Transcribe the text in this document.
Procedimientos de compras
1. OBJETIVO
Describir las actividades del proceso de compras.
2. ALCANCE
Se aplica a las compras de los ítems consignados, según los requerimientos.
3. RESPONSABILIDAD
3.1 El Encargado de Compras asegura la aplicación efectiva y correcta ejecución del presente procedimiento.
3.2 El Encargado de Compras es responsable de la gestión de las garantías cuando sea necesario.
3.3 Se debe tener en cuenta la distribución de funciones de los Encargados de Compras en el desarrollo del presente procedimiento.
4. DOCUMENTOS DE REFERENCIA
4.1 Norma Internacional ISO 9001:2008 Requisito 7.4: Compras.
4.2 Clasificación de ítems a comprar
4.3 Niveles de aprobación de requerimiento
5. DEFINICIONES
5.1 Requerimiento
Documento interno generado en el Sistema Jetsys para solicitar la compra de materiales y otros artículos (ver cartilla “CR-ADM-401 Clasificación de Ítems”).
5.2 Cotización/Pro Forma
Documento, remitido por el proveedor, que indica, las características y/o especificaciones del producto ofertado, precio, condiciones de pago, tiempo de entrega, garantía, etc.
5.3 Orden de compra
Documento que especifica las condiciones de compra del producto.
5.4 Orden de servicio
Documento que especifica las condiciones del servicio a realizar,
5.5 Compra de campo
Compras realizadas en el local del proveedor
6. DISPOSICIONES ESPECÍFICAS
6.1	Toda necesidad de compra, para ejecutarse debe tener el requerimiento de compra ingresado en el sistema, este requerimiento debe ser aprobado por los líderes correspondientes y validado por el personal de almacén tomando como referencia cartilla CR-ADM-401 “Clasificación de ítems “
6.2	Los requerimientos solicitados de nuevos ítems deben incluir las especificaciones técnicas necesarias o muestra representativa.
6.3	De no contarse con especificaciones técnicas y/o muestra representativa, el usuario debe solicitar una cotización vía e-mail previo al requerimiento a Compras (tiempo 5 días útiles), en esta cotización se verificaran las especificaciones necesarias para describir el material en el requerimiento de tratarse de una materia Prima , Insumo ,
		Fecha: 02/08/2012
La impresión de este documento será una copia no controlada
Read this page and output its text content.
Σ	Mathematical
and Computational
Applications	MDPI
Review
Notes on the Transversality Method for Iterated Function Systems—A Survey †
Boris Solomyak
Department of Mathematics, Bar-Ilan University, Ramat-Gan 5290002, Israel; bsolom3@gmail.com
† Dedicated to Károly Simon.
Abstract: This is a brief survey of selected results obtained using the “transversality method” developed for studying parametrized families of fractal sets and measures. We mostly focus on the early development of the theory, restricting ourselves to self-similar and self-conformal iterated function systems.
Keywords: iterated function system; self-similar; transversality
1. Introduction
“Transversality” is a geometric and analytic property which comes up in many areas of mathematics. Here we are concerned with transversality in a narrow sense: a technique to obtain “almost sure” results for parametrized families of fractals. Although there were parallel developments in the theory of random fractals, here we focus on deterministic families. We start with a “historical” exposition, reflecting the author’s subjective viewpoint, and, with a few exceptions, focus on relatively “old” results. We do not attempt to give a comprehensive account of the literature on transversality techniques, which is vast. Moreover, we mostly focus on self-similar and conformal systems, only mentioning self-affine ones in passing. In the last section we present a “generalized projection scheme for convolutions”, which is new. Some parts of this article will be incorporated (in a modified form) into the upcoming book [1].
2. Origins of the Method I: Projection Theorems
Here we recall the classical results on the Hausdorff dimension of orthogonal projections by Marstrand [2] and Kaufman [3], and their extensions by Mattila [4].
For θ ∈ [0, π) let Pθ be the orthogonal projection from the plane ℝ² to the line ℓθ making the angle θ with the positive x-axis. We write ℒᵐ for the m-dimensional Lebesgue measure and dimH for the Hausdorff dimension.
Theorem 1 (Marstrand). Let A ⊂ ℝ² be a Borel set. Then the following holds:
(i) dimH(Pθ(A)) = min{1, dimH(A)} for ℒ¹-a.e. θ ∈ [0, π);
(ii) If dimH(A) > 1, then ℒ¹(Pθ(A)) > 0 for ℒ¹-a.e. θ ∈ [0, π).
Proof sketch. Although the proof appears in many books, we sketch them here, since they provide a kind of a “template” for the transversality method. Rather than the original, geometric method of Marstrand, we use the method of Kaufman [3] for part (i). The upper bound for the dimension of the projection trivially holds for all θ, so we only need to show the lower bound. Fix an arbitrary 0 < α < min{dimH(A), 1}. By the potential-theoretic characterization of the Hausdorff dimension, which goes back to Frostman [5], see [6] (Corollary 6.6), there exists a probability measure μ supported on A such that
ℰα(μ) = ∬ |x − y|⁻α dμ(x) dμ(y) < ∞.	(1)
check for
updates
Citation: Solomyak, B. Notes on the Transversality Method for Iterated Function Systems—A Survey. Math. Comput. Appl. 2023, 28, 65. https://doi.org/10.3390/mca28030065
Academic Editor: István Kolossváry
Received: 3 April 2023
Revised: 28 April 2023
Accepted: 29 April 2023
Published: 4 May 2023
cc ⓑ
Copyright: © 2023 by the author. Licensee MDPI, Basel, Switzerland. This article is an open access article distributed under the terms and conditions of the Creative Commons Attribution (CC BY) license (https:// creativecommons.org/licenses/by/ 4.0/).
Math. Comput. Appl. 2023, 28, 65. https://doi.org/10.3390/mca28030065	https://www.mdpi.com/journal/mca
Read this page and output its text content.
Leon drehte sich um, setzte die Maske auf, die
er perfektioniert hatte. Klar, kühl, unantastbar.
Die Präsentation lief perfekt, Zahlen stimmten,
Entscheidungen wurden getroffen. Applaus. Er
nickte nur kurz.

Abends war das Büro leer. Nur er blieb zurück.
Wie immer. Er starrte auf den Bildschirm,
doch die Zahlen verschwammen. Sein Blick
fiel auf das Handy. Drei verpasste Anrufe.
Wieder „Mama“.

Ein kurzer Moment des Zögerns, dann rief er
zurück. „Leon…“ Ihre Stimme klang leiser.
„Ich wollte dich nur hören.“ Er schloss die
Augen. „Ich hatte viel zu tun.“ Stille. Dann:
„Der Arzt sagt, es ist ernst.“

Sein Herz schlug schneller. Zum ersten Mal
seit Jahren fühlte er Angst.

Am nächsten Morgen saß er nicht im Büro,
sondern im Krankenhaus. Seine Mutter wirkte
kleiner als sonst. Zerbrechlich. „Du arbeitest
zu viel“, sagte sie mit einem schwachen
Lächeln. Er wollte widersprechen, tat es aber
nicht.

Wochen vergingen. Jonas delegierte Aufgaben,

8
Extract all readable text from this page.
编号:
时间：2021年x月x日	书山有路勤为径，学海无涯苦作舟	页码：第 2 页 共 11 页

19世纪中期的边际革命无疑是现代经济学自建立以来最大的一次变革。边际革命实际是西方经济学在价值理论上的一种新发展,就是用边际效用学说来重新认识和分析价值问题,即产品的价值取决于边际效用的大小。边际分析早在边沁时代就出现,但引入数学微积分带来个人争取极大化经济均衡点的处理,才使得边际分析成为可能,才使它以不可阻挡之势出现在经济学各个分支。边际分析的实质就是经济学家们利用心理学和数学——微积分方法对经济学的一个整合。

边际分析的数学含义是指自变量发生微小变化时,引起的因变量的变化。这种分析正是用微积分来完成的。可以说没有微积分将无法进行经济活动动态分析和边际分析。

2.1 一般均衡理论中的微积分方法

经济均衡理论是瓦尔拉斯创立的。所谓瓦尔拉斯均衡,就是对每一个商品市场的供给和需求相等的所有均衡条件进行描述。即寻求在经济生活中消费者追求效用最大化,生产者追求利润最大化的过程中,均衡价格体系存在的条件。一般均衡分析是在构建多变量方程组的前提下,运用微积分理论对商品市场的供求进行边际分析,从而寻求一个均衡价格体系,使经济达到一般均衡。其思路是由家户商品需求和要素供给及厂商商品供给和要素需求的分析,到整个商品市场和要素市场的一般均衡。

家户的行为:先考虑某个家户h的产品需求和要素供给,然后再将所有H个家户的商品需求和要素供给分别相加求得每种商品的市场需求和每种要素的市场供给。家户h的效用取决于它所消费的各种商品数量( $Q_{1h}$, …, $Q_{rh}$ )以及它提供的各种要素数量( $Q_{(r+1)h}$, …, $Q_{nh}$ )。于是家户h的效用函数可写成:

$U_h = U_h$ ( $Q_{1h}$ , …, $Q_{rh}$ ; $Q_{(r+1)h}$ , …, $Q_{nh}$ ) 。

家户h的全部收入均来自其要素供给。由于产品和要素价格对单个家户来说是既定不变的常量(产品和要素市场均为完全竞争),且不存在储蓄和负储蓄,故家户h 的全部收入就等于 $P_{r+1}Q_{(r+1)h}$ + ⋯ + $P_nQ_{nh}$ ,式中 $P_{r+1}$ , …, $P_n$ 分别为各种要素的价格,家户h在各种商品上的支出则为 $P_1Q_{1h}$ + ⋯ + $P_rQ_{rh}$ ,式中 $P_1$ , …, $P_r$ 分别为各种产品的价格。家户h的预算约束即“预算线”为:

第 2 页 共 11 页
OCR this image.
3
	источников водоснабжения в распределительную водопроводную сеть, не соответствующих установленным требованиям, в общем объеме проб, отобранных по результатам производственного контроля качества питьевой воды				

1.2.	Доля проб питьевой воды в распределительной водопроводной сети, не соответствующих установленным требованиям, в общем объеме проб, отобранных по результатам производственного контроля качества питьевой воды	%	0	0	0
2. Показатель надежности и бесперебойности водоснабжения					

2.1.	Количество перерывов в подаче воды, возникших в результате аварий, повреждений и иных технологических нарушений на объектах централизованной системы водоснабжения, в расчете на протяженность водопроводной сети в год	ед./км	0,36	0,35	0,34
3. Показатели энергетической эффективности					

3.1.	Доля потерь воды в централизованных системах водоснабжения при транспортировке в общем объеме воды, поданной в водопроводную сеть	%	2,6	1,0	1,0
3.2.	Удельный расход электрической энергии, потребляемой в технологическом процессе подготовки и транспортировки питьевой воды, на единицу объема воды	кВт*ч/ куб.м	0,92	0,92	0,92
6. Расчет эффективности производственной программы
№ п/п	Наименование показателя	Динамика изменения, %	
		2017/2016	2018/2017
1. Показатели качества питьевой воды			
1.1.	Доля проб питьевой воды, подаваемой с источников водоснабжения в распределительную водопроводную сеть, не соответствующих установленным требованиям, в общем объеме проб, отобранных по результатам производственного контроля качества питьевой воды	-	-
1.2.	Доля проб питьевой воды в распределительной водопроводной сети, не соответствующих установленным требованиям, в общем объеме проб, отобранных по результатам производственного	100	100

Required work. Which lines contain the word "эффективности"? Copy each of them.

Exercise answer.
3. Показатели энергетической эффективности					
6. Расчет эффективности производственной программы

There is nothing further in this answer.